>> begin PROVIDED DATA

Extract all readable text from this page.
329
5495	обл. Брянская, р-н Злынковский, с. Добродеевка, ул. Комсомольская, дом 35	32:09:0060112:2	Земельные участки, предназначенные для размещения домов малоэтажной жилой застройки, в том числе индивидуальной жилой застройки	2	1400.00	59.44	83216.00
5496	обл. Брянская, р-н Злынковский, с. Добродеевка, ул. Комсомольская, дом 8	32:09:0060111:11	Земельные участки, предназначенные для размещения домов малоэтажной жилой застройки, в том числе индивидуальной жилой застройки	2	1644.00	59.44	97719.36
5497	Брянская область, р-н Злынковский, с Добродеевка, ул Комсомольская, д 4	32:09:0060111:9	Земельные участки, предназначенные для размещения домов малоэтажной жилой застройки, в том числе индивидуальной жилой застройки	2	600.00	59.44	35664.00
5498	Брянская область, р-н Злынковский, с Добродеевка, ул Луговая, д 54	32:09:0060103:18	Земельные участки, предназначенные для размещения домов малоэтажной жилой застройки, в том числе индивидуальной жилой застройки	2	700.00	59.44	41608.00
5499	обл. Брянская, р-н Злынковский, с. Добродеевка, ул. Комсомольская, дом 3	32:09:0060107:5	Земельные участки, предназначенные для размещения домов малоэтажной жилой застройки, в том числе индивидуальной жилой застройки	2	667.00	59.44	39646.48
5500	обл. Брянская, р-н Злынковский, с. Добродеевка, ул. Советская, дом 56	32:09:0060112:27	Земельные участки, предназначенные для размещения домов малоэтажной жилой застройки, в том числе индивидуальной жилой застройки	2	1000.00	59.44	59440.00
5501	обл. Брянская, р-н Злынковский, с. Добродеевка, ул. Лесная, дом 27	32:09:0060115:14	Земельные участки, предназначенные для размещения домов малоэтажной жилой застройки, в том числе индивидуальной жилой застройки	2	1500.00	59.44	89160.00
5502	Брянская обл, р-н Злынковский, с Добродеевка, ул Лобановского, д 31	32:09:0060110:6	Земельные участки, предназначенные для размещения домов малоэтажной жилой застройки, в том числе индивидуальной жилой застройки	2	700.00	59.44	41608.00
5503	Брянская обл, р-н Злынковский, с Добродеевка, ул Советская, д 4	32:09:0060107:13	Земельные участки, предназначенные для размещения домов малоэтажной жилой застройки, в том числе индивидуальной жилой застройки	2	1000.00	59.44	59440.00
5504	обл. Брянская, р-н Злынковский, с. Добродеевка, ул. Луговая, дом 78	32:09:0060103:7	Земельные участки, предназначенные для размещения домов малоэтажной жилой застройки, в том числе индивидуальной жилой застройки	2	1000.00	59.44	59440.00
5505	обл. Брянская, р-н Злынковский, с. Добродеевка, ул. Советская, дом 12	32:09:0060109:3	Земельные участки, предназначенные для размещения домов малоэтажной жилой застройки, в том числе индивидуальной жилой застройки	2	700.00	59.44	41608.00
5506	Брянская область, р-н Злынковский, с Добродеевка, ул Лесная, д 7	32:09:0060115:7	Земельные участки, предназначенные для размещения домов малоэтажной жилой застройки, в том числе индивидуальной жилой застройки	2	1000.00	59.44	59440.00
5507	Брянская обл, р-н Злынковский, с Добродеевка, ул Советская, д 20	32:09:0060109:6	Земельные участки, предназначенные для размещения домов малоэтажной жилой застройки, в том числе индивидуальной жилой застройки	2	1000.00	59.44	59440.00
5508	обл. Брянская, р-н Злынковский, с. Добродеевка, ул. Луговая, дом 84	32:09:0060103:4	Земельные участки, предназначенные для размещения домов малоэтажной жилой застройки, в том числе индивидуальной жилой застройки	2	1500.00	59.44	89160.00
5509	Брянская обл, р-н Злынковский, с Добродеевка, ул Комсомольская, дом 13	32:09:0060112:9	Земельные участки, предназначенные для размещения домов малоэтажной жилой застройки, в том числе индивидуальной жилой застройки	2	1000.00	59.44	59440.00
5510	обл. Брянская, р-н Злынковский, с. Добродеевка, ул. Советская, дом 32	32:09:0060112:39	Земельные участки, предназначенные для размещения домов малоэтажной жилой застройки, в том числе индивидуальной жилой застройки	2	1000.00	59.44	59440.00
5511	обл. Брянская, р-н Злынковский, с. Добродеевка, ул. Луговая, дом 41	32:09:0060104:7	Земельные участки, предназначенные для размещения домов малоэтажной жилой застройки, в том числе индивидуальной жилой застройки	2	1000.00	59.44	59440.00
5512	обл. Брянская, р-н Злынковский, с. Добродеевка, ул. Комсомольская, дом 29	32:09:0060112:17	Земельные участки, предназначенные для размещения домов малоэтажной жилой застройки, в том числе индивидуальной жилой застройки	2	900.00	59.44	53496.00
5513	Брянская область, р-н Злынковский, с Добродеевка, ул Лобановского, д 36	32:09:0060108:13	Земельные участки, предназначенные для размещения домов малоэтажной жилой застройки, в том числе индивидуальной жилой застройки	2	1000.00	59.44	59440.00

>> end PROVIDED DATA

WHAT NEEDS TO BE DONE:
Your task is to transcribe the material exactly.

OUTPUT FOR THIS EXERCISE:
Extract all readable text from this page.
329
5495	обл. Брянская, р-н Злынковский, с. Добродеевка, ул. Комсомольская, дом 35	32:09:0060112:2	Земельные участки, предназначенные для размещения домов малоэтажной жилой застройки, в том числе индивидуальной жилой застройки	2	1400.00	59.44	83216.00
5496	обл. Брянская, р-н Злынковский, с. Добродеевка, ул. Комсомольская, дом 8	32:09:0060111:11	Земельные участки, предназначенные для размещения домов малоэтажной жилой застройки, в том числе индивидуальной жилой застройки	2	1644.00	59.44	97719.36
5497	Брянская область, р-н Злынковский, с Добродеевка, ул Комсомольская, д 4	32:09:0060111:9	Земельные участки, предназначенные для размещения домов малоэтажной жилой застройки, в том числе индивидуальной жилой застройки	2	600.00	59.44	35664.00
5498	Брянская область, р-н Злынковский, с Добродеевка, ул Луговая, д 54	32:09:0060103:18	Земельные участки, предназначенные для размещения домов малоэтажной жилой застройки, в том числе индивидуальной жилой застройки	2	700.00	59.44	41608.00
5499	обл. Брянская, р-н Злынковский, с. Добродеевка, ул. Комсомольская, дом 3	32:09:0060107:5	Земельные участки, предназначенные для размещения домов малоэтажной жилой застройки, в том числе индивидуальной жилой застройки	2	667.00	59.44	39646.48
5500	обл. Брянская, р-н Злынковский, с. Добродеевка, ул. Советская, дом 56	32:09:0060112:27	Земельные участки, предназначенные для размещения домов малоэтажной жилой застройки, в том числе индивидуальной жилой застройки	2	1000.00	59.44	59440.00
5501	обл. Брянская, р-н Злынковский, с. Добродеевка, ул. Лесная, дом 27	32:09:0060115:14	Земельные участки, предназначенные для размещения домов малоэтажной жилой застройки, в том числе индивидуальной жилой застройки	2	1500.00	59.44	89160.00
5502	Брянская обл, р-н Злынковский, с Добродеевка, ул Лобановского, д 31	32:09:0060110:6	Земельные участки, предназначенные для размещения домов малоэтажной жилой застройки, в том числе индивидуальной жилой застройки	2	700.00	59.44	41608.00
5503	Брянская обл, р-н Злынковский, с Добродеевка, ул Советская, д 4	32:09:0060107:13	Земельные участки, предназначенные для размещения домов малоэтажной жилой застройки, в том числе индивидуальной жилой застройки	2	1000.00	59.44	59440.00
5504	обл. Брянская, р-н Злынковский, с. Добродеевка, ул. Луговая, дом 78	32:09:0060103:7	Земельные участки, предназначенные для размещения домов малоэтажной жилой застройки, в том числе индивидуальной жилой застройки	2	1000.00	59.44	59440.00
5505	обл. Брянская, р-н Злынковский, с. Добродеевка, ул. Советская, дом 12	32:09:0060109:3	Земельные участки, предназначенные для размещения домов малоэтажной жилой застройки, в том числе индивидуальной жилой застройки	2	700.00	59.44	41608.00
5506	Брянская область, р-н Злынковский, с Добродеевка, ул Лесная, д 7	32:09:0060115:7	Земельные участки, предназначенные для размещения домов малоэтажной жилой застройки, в том числе индивидуальной жилой застройки	2	1000.00	59.44	59440.00
5507	Брянская обл, р-н Злынковский, с Добродеевка, ул Советская, д 20	32:09:0060109:6	Земельные участки, предназначенные для размещения домов малоэтажной жилой застройки, в том числе индивидуальной жилой застройки	2	1000.00	59.44	59440.00
5508	обл. Брянская, р-н Злынковский, с. Добродеевка, ул. Луговая, дом 84	32:09:0060103:4	Земельные участки, предназначенные для размещения домов малоэтажной жилой застройки, в том числе индивидуальной жилой застройки	2	1500.00	59.44	89160.00
5509	Брянская обл, р-н Злынковский, с Добродеевка, ул Комсомольская, дом 13	32:09:0060112:9	Земельные участки, предназначенные для размещения домов малоэтажной жилой застройки, в том числе индивидуальной жилой застройки	2	1000.00	59.44	59440.00
5510	обл. Брянская, р-н Злынковский, с. Добродеевка, ул. Советская, дом 32	32:09:0060112:39	Земельные участки, предназначенные для размещения домов малоэтажной жилой застройки, в том числе индивидуальной жилой застройки	2	1000.00	59.44	59440.00
5511	обл. Брянская, р-н Злынковский, с. Добродеевка, ул. Луговая, дом 41	32:09:0060104:7	Земельные участки, предназначенные для размещения домов малоэтажной жилой застройки, в том числе индивидуальной жилой застройки	2	1000.00	59.44	59440.00
5512	обл. Брянская, р-н Злынковский, с. Добродеевка, ул. Комсомольская, дом 29	32:09:0060112:17	Земельные участки, предназначенные для размещения домов малоэтажной жилой застройки, в том числе индивидуальной жилой застройки	2	900.00	59.44	53496.00
5513	Брянская область, р-н Злынковский, с Добродеевка, ул Лобановского, д 36	32:09:0060108:13	Земельные участки, предназначенные для размещения домов малоэтажной жилой застройки, в том числе индивидуальной жилой застройки	2	1000.00	59.44	59440.00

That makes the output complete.